Text for analysis »
((
Do Mice Grok? Glimpses of Hidden Progress During Overtraining in Sensory Cortex
Tanishq Kumar, Blake Bordelon, Cengiz Pehlevan, Venkatesh N. Murthy, Samuel J. Gershman
TL;DR
The study investigates whether task-specific cortical representations continue to refine after behavior saturates in a mouse odor-discrimination task. By reanalyzing posterior piriform cortex data, it shows continued separation of target and non-target representations and increasing classifier margins during overtraining, predicting improved generalization to held-out odors. A synthetic model and a biologically plausible variant reproduce grokking-like late-time learning and link margin maximization to observed neural dynamics, offering a mechanistic explanation for overtraining reversal. The work suggests late-time feature learning in sensory cortex and draws parallels to deep networks, with implications for understanding generalization and robustness under distribution shifts.
))
Action item A »
Answer these questions from the mouse overtraining study summary:
(i) What kind of task did the mice perform?
(ii) Data from which brain region was reanalyzed?
(iii) Which two models reproduce grokking-like late-time learning?
Action item B »
Using the mouse overtraining study summary, explain in one to three sentences why the synthetic model and its biologically plausible variant offer an explanation for overtraining reversal.
Action item C »
Carry on the mouse overtraining study summary from where it stops.
These entries have no connection to the mouse overtraining study summary.

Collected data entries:
((
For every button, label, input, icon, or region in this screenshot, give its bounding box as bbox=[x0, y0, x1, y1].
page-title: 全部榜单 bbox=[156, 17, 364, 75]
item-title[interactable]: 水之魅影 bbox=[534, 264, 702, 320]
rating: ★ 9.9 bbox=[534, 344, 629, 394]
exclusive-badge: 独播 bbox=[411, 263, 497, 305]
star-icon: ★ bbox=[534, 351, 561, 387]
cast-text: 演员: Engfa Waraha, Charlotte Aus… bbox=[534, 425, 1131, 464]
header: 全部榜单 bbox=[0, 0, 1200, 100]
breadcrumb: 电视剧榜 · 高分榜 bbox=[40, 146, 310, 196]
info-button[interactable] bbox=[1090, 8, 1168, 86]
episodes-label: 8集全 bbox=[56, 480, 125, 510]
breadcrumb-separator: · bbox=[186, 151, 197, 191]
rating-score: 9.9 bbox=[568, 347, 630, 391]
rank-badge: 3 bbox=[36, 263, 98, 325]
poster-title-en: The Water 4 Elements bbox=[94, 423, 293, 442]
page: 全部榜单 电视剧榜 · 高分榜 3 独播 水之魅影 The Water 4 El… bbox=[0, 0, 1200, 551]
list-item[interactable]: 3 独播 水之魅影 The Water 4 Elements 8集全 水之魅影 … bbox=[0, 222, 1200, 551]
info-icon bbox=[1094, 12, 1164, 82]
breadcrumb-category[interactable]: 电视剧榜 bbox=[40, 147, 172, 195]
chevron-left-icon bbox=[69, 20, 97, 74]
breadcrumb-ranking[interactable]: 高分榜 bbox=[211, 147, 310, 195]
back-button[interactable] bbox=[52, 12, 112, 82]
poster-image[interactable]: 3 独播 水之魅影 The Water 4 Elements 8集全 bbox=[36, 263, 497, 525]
))
Final answer A »
(i) An odor-discrimination task.
(ii) The posterior piriform cortex.
(iii) A synthetic model and a biologically plausible variant of it.

Final answer B »
Both models reproduce grokking-like late-time learning and link margin maximization to the observed neural dynamics. This gives a mechanistic explanation for overtraining reversal.

Final answer C »
Abstract
Does learning of task-relevant representations stop when behavior stops changing? Motivated by recent theoretical advances in machine learning and the intuitive observation that human experts continue to learn from practice even after mastery, we hypothesize that task-specific representation learning can continue, even when behavior plateaus. In a novel reanalysis of recently published neural data, we find evidence for such learning in posterior piriform cortex of mice following continued training on a task, long after behavior saturates at near-ceiling performance ("overtraining"). This learning is marked by an increase in decoding accuracy from piriform neural populations and improved performance on held-out generalization tests. We demonstrate that class representations in cortex continue to separate during overtraining, so that examples that were incorrectly classified at the beginning of overtraining can abruptly be correctly classified later on, despite no changes in behavior during that time. We hypothesize this hidden yet rich learning takes the form of approximate margin maximization; we validate this and other predictions in the neural data, as well as build and interpret a simple synthetic model that recapitulates these phenomena. We conclude by showing how this model of late-time feature learning implies an explanation for the empirical puzzle of overtraining reversal in animal learning, where task-specific representations are more robust to particular task changes because the learned features can be reused.